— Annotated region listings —

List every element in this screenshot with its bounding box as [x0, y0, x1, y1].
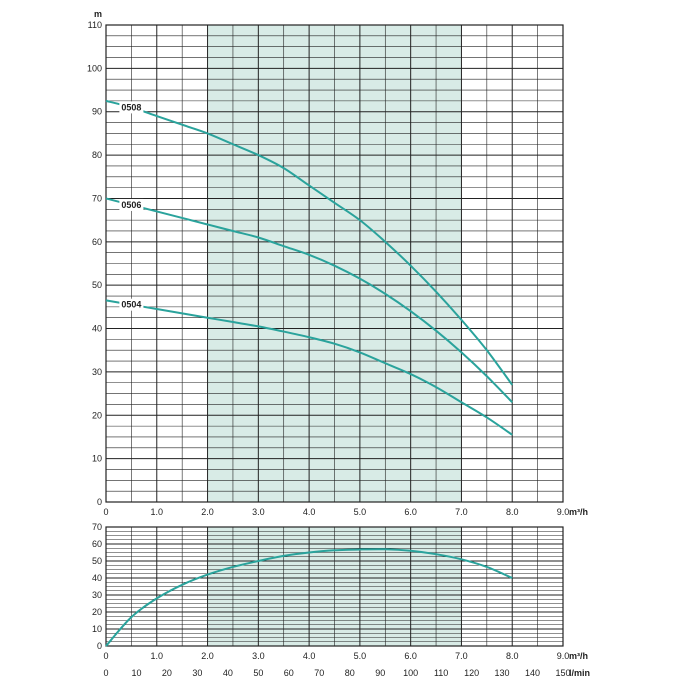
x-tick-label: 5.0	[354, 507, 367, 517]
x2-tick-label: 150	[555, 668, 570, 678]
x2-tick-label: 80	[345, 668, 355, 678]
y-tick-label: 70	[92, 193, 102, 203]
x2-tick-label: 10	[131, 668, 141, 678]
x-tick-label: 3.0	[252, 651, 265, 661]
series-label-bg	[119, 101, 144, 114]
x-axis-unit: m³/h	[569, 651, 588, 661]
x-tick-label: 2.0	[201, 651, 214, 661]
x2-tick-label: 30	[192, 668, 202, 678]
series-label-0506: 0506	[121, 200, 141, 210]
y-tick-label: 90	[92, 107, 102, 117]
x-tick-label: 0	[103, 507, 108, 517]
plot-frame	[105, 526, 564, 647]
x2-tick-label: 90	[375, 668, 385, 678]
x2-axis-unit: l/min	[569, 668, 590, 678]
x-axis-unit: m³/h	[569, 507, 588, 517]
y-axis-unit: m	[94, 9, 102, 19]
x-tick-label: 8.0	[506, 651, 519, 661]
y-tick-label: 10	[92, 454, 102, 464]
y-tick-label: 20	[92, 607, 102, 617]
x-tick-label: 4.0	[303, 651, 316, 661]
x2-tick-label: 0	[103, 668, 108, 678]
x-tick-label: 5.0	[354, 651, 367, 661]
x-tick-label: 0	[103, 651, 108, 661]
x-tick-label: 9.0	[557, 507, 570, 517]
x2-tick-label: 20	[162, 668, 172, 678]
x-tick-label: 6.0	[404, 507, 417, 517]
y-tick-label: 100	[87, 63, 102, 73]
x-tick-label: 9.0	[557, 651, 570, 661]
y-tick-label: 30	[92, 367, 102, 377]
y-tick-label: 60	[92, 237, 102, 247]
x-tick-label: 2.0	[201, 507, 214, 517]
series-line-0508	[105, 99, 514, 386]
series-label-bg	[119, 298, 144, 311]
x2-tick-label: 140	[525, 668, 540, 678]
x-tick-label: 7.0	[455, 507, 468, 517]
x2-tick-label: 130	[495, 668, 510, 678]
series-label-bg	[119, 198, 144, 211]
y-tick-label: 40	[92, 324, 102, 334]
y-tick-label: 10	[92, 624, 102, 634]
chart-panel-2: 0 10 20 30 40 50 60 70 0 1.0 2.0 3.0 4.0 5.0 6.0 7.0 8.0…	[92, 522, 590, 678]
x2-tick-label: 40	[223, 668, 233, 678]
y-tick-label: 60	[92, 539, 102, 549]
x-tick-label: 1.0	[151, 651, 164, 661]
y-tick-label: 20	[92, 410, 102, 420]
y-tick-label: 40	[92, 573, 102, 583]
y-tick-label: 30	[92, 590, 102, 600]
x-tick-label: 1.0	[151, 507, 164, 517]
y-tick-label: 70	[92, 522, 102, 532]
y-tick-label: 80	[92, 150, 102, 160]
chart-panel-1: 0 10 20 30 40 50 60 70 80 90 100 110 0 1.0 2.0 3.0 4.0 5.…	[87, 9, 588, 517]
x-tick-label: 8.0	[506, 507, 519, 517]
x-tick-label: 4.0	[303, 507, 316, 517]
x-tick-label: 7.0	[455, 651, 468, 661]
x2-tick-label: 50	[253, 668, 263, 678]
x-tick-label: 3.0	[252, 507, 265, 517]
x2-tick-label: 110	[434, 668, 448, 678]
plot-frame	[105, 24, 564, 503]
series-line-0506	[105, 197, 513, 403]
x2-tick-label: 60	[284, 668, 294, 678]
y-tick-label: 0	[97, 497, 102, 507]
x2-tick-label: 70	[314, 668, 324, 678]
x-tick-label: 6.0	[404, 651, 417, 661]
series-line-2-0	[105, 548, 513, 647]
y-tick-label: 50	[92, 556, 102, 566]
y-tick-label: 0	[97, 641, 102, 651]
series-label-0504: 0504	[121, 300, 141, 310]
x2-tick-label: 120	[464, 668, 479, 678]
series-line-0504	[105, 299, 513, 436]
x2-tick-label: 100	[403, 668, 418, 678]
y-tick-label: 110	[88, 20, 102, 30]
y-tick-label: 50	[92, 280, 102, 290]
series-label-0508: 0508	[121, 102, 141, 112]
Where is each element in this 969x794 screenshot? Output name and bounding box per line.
---
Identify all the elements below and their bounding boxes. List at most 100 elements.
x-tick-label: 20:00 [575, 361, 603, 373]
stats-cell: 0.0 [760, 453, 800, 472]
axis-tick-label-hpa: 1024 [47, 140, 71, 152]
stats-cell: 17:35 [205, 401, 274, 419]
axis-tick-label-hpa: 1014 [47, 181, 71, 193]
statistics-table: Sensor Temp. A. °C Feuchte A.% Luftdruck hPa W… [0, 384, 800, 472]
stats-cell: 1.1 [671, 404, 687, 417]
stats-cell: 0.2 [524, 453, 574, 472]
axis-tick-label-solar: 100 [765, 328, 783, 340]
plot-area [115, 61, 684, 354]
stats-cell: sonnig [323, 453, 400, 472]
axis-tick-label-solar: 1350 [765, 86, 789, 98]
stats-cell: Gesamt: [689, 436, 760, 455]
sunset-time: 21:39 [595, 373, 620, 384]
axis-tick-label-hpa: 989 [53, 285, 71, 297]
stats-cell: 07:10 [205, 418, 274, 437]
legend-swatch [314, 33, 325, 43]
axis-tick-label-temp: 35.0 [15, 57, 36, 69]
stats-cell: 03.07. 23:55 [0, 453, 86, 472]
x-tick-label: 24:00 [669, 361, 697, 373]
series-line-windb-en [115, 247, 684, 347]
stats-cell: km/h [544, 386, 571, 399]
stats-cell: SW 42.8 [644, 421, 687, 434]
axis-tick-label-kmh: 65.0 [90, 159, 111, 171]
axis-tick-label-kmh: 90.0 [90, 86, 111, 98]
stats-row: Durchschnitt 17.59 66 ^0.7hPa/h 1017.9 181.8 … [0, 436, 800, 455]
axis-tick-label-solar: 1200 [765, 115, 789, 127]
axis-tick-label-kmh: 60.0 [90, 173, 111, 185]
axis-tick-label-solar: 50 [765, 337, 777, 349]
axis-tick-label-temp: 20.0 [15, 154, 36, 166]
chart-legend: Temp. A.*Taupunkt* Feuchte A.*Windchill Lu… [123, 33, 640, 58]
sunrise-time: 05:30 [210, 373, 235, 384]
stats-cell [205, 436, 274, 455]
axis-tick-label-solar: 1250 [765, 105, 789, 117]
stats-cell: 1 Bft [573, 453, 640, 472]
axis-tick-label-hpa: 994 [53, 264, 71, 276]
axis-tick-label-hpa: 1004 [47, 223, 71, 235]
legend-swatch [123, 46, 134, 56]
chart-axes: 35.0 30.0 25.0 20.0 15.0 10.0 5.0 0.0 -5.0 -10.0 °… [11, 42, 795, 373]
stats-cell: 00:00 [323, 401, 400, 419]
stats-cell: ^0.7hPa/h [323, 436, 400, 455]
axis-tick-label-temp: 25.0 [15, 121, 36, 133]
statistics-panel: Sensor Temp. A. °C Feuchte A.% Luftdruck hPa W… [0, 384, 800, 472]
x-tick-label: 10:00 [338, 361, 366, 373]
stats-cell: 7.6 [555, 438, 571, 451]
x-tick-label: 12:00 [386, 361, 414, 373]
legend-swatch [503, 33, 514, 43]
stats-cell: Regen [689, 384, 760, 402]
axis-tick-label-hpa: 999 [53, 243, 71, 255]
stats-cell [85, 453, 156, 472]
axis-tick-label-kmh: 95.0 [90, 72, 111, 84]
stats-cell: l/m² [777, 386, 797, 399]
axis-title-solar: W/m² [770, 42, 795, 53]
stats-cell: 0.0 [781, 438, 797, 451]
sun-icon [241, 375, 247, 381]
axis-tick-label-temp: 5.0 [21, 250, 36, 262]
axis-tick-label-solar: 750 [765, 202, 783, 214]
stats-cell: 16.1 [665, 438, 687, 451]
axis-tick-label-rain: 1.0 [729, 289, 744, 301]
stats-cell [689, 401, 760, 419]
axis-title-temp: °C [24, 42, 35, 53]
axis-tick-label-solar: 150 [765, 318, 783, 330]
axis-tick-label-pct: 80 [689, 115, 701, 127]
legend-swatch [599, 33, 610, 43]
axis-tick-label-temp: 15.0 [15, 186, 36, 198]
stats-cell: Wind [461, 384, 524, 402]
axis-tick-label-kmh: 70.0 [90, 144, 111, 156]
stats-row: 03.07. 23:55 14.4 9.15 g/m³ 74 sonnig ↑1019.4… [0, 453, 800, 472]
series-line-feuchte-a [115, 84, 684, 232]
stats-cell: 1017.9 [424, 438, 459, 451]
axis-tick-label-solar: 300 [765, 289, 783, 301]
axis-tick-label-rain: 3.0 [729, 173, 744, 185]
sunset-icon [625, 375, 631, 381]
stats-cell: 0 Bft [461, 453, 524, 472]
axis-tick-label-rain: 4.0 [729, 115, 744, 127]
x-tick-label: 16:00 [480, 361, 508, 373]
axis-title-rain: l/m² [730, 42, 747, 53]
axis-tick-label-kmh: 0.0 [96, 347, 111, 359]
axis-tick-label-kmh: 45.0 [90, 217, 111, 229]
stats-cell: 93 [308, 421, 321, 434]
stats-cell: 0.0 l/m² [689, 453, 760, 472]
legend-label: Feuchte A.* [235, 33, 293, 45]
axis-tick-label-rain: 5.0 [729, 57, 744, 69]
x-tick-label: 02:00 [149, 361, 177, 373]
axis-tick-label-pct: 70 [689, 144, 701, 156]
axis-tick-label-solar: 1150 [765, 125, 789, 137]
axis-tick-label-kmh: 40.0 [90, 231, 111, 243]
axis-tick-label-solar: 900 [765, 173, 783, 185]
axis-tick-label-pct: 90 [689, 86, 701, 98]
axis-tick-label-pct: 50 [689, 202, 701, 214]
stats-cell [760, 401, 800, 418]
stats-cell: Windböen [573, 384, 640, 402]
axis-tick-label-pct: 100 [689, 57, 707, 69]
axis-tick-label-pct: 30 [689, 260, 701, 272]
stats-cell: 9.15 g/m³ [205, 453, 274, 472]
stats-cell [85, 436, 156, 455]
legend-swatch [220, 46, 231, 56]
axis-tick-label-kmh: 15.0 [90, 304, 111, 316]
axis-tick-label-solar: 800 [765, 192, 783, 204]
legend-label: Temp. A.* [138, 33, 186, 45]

— Exercise —
Take the lines starting at the one containing "Identify all the" and ending at the one containing "stats-cell: 17:35 [205, 401, 274, 419]", and write them out again with "stats-cell" changed to "table-cell" and nothing else altered. Give only those lines.

— Exercise response —
Identify all the elements below and their bounding boxes. List at most 100 elements.
x-tick-label: 20:00 [575, 361, 603, 373]
table-cell: 0.0 [760, 453, 800, 472]
axis-tick-label-hpa: 1024 [47, 140, 71, 152]
table-cell: 17:35 [205, 401, 274, 419]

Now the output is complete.